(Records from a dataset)
[Start]

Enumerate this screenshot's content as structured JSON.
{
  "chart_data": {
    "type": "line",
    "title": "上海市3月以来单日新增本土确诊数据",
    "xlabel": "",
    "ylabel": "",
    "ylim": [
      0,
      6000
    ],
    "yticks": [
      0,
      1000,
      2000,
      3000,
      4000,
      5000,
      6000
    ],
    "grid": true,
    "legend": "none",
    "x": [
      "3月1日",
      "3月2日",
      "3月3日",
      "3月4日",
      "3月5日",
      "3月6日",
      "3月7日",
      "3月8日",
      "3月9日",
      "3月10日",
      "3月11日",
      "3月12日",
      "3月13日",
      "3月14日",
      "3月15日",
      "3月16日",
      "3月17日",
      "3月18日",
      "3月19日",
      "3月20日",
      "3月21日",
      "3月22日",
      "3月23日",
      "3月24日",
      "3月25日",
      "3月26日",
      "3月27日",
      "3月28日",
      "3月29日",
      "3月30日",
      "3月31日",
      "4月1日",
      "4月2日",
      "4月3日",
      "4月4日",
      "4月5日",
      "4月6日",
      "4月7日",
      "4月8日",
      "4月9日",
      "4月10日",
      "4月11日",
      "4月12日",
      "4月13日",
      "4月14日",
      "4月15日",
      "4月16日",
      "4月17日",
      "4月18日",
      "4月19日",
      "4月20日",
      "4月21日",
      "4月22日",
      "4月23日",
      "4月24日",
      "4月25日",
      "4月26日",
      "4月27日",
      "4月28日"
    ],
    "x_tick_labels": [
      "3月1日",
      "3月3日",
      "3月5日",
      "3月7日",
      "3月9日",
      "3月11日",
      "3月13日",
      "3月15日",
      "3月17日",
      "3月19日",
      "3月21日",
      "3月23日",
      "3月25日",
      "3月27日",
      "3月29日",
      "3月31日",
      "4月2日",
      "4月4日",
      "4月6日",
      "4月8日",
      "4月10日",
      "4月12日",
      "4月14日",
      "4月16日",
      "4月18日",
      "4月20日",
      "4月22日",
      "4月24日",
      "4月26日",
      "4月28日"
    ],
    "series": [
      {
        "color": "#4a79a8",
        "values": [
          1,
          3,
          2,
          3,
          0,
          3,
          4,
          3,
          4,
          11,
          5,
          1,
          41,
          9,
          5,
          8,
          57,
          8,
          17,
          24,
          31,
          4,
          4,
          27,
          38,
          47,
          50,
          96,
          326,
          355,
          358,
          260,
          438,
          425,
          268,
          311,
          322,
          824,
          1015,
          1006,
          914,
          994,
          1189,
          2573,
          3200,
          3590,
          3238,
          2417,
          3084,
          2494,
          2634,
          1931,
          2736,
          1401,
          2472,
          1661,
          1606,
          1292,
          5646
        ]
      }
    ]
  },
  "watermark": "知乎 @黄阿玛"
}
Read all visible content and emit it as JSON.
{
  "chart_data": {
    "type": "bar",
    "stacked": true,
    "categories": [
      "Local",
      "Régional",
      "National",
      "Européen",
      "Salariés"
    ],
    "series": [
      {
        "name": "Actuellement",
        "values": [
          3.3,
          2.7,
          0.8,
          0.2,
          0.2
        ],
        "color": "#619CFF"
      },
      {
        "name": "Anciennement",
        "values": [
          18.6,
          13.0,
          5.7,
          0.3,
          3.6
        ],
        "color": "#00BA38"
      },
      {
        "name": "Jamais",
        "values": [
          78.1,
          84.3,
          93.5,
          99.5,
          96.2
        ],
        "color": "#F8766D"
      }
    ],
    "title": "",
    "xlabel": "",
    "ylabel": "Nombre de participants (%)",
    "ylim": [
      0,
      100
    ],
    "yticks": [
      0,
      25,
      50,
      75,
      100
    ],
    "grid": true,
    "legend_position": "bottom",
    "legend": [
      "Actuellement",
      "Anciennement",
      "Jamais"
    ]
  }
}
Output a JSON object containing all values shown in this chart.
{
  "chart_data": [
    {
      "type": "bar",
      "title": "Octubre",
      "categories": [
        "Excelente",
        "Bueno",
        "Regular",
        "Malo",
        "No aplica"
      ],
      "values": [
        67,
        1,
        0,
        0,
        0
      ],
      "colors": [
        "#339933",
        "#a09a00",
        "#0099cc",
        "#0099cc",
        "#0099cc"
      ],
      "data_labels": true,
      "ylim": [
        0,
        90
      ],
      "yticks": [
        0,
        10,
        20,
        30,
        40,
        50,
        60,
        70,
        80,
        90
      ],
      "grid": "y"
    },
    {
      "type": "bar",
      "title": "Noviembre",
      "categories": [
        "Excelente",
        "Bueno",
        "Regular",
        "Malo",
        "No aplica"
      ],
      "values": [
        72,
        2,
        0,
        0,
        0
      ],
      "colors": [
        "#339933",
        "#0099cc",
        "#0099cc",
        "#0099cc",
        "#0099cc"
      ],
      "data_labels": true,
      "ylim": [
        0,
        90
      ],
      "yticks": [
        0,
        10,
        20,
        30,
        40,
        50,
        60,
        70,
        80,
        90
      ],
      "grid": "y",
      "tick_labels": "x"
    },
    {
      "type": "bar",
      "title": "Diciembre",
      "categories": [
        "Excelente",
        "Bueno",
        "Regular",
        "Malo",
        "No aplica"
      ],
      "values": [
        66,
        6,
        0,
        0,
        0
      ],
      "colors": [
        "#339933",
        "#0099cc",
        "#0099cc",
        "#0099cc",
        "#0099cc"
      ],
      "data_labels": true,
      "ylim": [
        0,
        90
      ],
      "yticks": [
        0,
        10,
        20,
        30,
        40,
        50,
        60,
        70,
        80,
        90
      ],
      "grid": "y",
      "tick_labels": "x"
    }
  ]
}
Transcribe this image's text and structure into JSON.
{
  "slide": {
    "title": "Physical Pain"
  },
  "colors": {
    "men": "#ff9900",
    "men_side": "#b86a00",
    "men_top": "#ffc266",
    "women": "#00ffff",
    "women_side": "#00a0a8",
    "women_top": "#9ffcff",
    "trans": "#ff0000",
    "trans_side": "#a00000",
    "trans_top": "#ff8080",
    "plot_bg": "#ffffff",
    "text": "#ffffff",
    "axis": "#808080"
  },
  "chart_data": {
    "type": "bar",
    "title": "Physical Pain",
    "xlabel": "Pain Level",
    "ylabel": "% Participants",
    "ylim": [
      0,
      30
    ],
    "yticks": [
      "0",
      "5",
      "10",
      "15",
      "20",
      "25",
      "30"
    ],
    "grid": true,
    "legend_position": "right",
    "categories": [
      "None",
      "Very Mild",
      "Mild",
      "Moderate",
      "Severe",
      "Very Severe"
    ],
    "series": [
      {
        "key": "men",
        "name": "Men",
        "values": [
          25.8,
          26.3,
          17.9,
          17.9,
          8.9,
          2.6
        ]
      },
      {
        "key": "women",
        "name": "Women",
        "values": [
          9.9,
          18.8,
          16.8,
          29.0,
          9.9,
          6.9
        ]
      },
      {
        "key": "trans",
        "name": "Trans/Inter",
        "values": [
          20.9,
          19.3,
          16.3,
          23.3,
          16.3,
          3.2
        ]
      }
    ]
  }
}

[End]

Print again each line of the listing above, exactly as it appears.

# Reply
Enumerate this screenshot's content as structured JSON.
{
  "chart_data": {
    "type": "line",
    "title": "上海市3月以来单日新增本土确诊数据",
    "xlabel": "",
    "ylabel": "",
    "ylim": [
      0,
      6000
    ],
    "yticks": [
      0,
      1000,
      2000,
      3000,
      4000,
      5000,
      6000
    ],
    "grid": true,
    "legend": "none",
    "x": [
      "3月1日",
      "3月2日",
      "3月3日",
      "3月4日",
      "3月5日",
      "3月6日",
      "3月7日",
      "3月8日",
      "3月9日",
      "3月10日",
      "3月11日",
      "3月12日",
      "3月13日",
      "3月14日",
      "3月15日",
      "3月16日",
      "3月17日",
      "3月18日",
      "3月19日",
      "3月20日",
      "3月21日",
      "3月22日",
      "3月23日",
      "3月24日",
      "3月25日",
      "3月26日",
      "3月27日",
      "3月28日",
      "3月29日",
      "3月30日",
      "3月31日",
      "4月1日",
      "4月2日",
      "4月3日",
      "4月4日",
      "4月5日",
      "4月6日",
      "4月7日",
      "4月8日",
      "4月9日",
      "4月10日",
      "4月11日",
      "4月12日",
      "4月13日",
      "4月14日",
      "4月15日",
      "4月16日",
      "4月17日",
      "4月18日",
      "4月19日",
      "4月20日",
      "4月21日",
      "4月22日",
      "4月23日",
      "4月24日",
      "4月25日",
      "4月26日",
      "4月27日",
      "4月28日"
    ],
    "x_tick_labels": [
      "3月1日",
      "3月3日",
      "3月5日",
      "3月7日",
      "3月9日",
      "3月11日",
      "3月13日",
      "3月15日",
      "3月17日",
      "3月19日",
      "3月21日",
      "3月23日",
      "3月25日",
      "3月27日",
      "3月29日",
      "3月31日",
      "4月2日",
      "4月4日",
      "4月6日",
      "4月8日",
      "4月10日",
      "4月12日",
      "4月14日",
      "4月16日",
      "4月18日",
      "4月20日",
      "4月22日",
      "4月24日",
      "4月26日",
      "4月28日"
    ],
    "series": [
      {
        "color": "#4a79a8",
        "values": [
          1,
          3,
          2,
          3,
          0,
          3,
          4,
          3,
          4,
          11,
          5,
          1,
          41,
          9,
          5,
          8,
          57,
          8,
          17,
          24,
          31,
          4,
          4,
          27,
          38,
          47,
          50,
          96,
          326,
          355,
          358,
          260,
          438,
          425,
          268,
          311,
          322,
          824,
          1015,
          1006,
          914,
          994,
          1189,
          2573,
          3200,
          3590,
          3238,
          2417,
          3084,
          2494,
          2634,
          1931,
          2736,
          1401,
          2472,
          1661,
          1606,
          1292,
          5646
        ]
      }
    ]
  },
  "watermark": "知乎 @黄阿玛"
}
Read all visible content and emit it as JSON.
{
  "chart_data": {
    "type": "bar",
    "stacked": true,
    "categories": [
      "Local",
      "Régional",
      "National",
      "Européen",
      "Salariés"
    ],
    "series": [
      {
        "name": "Actuellement",
        "values": [
          3.3,
          2.7,
          0.8,
          0.2,
          0.2
        ],
        "color": "#619CFF"
      },
      {
        "name": "Anciennement",
        "values": [
          18.6,
          13.0,
          5.7,
          0.3,
          3.6
        ],
        "color": "#00BA38"
      },
      {
        "name": "Jamais",
        "values": [
          78.1,
          84.3,
          93.5,
          99.5,
          96.2
        ],
        "color": "#F8766D"
      }
    ],
    "title": "",
    "xlabel": "",
    "ylabel": "Nombre de participants (%)",
    "ylim": [
      0,
      100
    ],
    "yticks": [
      0,
      25,
      50,
      75,
      100
    ],
    "grid": true,
    "legend_position": "bottom",
    "legend": [
      "Actuellement",
      "Anciennement",
      "Jamais"
    ]
  }
}
Output a JSON object containing all values shown in this chart.
{
  "chart_data": [
    {
      "type": "bar",
      "title": "Octubre",
      "categories": [
        "Excelente",
        "Bueno",
        "Regular",
        "Malo",
        "No aplica"
      ],
      "values": [
        67,
        1,
        0,
        0,
        0
      ],
      "colors": [
        "#339933",
        "#a09a00",
        "#0099cc",
        "#0099cc",
        "#0099cc"
      ],
      "data_labels": true,
      "ylim": [
        0,
        90
      ],
      "yticks": [
        0,
        10,
        20,
        30,
        40,
        50,
        60,
        70,
        80,
        90
      ],
      "grid": "y"
    },
    {
      "type": "bar",
      "title": "Noviembre",
      "categories": [
        "Excelente",
        "Bueno",
        "Regular",
        "Malo",
        "No aplica"
      ],
      "values": [
        72,
        2,
        0,
        0,
        0
      ],
      "colors": [
        "#339933",
        "#0099cc",
        "#0099cc",
        "#0099cc",
        "#0099cc"
      ],
      "data_labels": true,
      "ylim": [
        0,
        90
      ],
      "yticks": [
        0,
        10,
        20,
        30,
        40,
        50,
        60,
        70,
        80,
        90
      ],
      "grid": "y",
      "tick_labels": "x"
    },
    {
      "type": "bar",
      "title": "Diciembre",
      "categories": [
        "Excelente",
        "Bueno",
        "Regular",
        "Malo",
        "No aplica"
      ],
      "values": [
        66,
        6,
        0,
        0,
        0
      ],
      "colors": [
        "#339933",
        "#0099cc",
        "#0099cc",
        "#0099cc",
        "#0099cc"
      ],
      "data_labels": true,
      "ylim": [
        0,
        90
      ],
      "yticks": [
        0,
        10,
        20,
        30,
        40,
        50,
        60,
        70,
        80,
        90
      ],
      "grid": "y",
      "tick_labels": "x"
    }
  ]
}
Transcribe this image's text and structure into JSON.
{
  "slide": {
    "title": "Physical Pain"
  },
  "colors": {
    "men": "#ff9900",
    "men_side": "#b86a00",
    "men_top": "#ffc266",
    "women": "#00ffff",
    "women_side": "#00a0a8",
    "women_top": "#9ffcff",
    "trans": "#ff0000",
    "trans_side": "#a00000",
    "trans_top": "#ff8080",
    "plot_bg": "#ffffff",
    "text": "#ffffff",
    "axis": "#808080"
  },
  "chart_data": {
    "type": "bar",
    "title": "Physical Pain",
    "xlabel": "Pain Level",
    "ylabel": "% Participants",
    "ylim": [
      0,
      30
    ],
    "yticks": [
      "0",
      "5",
      "10",
      "15",
      "20",
      "25",
      "30"
    ],
    "grid": true,
    "legend_position": "right",
    "categories": [
      "None",
      "Very Mild",
      "Mild",
      "Moderate",
      "Severe",
      "Very Severe"
    ],
    "series": [
      {
        "key": "men",
        "name": "Men",
        "values": [
          25.8,
          26.3,
          17.9,
          17.9,
          8.9,
          2.6
        ]
      },
      {
        "key": "women",
        "name": "Women",
        "values": [
          9.9,
          18.8,
          16.8,
          29.0,
          9.9,
          6.9
        ]
      },
      {
        "key": "trans",
        "name": "Trans/Inter",
        "values": [
          20.9,
          19.3,
          16.3,
          23.3,
          16.3,
          3.2
        ]
      }
    ]
  }
}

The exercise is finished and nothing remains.